**EXERCISE PROMPT**: Copy each line in the data that includes the word "Count".

Entries taken from a collection:
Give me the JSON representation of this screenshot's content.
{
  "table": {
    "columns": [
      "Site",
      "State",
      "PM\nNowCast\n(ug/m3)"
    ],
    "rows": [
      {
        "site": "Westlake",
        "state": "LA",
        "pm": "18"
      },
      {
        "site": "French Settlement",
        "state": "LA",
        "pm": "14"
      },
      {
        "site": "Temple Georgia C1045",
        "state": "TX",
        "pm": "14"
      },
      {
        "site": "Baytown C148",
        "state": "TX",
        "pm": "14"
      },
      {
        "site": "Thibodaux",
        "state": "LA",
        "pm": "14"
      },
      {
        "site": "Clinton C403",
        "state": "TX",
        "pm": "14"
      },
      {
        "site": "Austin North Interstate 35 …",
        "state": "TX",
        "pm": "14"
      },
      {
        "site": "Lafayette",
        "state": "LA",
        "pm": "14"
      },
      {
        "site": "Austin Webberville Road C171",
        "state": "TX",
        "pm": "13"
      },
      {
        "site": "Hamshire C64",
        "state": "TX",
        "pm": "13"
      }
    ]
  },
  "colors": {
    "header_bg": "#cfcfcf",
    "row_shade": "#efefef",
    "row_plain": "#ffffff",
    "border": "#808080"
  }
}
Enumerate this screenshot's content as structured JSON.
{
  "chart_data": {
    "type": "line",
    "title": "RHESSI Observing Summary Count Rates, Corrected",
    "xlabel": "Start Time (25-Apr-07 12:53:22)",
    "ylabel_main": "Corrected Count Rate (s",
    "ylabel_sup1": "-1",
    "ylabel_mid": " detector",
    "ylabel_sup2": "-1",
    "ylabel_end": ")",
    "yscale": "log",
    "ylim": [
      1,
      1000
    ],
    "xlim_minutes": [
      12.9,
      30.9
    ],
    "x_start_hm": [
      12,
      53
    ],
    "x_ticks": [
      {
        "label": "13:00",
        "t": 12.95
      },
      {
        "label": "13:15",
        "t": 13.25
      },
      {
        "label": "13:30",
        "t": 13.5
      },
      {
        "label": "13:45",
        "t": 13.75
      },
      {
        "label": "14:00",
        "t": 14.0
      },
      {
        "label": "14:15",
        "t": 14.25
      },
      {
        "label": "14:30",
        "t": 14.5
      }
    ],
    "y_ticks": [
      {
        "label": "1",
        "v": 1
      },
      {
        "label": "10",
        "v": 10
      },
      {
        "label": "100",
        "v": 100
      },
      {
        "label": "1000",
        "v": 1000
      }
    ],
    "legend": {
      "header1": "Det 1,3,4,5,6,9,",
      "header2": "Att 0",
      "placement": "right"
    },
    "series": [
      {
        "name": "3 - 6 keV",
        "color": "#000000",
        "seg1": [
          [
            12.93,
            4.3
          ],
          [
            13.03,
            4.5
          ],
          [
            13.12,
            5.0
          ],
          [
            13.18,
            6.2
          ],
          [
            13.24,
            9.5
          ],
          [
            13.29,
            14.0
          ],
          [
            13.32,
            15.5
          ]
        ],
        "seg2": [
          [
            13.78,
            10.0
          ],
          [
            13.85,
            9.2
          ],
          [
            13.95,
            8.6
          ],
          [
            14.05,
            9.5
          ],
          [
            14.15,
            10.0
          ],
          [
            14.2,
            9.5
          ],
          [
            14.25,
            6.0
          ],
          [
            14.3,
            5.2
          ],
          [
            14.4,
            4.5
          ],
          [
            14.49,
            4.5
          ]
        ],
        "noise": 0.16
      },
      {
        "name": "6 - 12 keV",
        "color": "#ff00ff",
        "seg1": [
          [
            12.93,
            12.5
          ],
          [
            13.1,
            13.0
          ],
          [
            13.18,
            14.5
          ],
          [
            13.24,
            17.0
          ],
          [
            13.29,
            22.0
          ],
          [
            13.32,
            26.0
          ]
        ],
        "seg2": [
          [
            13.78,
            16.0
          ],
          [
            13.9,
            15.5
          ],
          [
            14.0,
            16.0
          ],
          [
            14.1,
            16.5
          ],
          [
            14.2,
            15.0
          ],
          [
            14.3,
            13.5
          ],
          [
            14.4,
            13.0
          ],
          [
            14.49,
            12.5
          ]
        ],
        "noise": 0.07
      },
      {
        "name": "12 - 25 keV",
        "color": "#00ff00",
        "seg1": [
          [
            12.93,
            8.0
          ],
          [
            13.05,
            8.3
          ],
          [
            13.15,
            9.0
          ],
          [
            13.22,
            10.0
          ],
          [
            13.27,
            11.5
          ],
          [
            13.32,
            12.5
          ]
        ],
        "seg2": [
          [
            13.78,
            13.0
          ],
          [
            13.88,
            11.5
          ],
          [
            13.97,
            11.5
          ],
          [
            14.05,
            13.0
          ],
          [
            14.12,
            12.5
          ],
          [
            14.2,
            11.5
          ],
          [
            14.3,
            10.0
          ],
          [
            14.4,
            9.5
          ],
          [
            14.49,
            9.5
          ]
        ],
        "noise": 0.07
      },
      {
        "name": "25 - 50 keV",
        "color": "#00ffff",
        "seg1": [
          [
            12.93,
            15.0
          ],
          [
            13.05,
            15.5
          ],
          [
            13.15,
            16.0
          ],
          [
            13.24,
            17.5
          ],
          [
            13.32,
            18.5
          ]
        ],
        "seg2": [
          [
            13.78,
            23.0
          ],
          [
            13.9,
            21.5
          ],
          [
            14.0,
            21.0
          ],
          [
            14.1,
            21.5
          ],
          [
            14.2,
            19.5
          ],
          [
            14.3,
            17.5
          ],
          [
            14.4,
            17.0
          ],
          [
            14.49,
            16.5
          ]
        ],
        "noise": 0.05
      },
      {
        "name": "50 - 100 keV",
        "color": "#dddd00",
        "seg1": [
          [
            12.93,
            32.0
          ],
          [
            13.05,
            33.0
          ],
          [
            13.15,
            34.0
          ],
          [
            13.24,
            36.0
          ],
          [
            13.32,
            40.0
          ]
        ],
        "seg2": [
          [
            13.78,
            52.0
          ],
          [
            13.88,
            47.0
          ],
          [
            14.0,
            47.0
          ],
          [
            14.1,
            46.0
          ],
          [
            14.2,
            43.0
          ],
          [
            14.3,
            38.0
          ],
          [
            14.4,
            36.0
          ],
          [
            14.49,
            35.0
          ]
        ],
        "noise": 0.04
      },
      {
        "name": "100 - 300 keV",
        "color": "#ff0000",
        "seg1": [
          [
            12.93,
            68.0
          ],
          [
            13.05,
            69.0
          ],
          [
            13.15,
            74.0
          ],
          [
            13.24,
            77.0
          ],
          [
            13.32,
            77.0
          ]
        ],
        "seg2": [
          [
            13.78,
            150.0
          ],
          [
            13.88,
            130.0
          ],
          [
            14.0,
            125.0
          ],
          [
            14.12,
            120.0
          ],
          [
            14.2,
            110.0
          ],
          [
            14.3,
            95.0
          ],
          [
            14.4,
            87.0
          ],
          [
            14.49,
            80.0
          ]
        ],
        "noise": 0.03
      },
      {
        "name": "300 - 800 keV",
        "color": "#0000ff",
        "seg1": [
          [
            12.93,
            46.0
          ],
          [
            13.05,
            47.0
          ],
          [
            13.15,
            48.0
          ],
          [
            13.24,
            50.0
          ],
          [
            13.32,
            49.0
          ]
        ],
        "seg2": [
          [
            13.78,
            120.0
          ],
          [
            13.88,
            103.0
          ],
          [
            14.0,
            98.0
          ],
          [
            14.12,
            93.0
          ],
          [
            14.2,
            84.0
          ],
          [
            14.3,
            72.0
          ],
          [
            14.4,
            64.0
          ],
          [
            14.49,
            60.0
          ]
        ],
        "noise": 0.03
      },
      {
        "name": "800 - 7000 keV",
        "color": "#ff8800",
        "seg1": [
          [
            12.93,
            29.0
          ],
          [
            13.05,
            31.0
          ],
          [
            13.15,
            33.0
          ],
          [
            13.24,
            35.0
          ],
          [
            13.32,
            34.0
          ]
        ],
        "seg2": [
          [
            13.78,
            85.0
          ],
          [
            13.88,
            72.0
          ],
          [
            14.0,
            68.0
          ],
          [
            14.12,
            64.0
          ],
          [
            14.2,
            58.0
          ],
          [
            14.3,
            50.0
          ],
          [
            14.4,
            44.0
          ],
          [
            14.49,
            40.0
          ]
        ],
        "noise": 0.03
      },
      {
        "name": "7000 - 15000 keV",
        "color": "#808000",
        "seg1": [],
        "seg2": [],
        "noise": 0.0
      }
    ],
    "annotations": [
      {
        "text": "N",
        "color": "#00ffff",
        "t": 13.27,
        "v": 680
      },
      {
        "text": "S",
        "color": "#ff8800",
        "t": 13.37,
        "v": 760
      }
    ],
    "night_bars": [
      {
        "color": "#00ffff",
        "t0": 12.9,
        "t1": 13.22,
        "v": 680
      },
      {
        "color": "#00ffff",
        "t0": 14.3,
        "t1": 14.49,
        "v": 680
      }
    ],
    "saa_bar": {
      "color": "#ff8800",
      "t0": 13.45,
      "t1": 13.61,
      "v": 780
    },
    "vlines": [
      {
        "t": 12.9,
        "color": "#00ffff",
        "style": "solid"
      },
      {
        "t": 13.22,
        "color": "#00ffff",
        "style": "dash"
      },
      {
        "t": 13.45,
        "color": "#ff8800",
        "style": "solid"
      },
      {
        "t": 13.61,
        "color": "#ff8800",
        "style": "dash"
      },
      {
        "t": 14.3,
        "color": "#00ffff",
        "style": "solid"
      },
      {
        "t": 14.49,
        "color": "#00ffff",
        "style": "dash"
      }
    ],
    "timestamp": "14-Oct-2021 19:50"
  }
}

**SOLUTION FOR THIS EXERCISE**:
    "title": "RHESSI Observing Summary Count Rates, Corrected",
    "ylabel_main": "Corrected Count Rate (s",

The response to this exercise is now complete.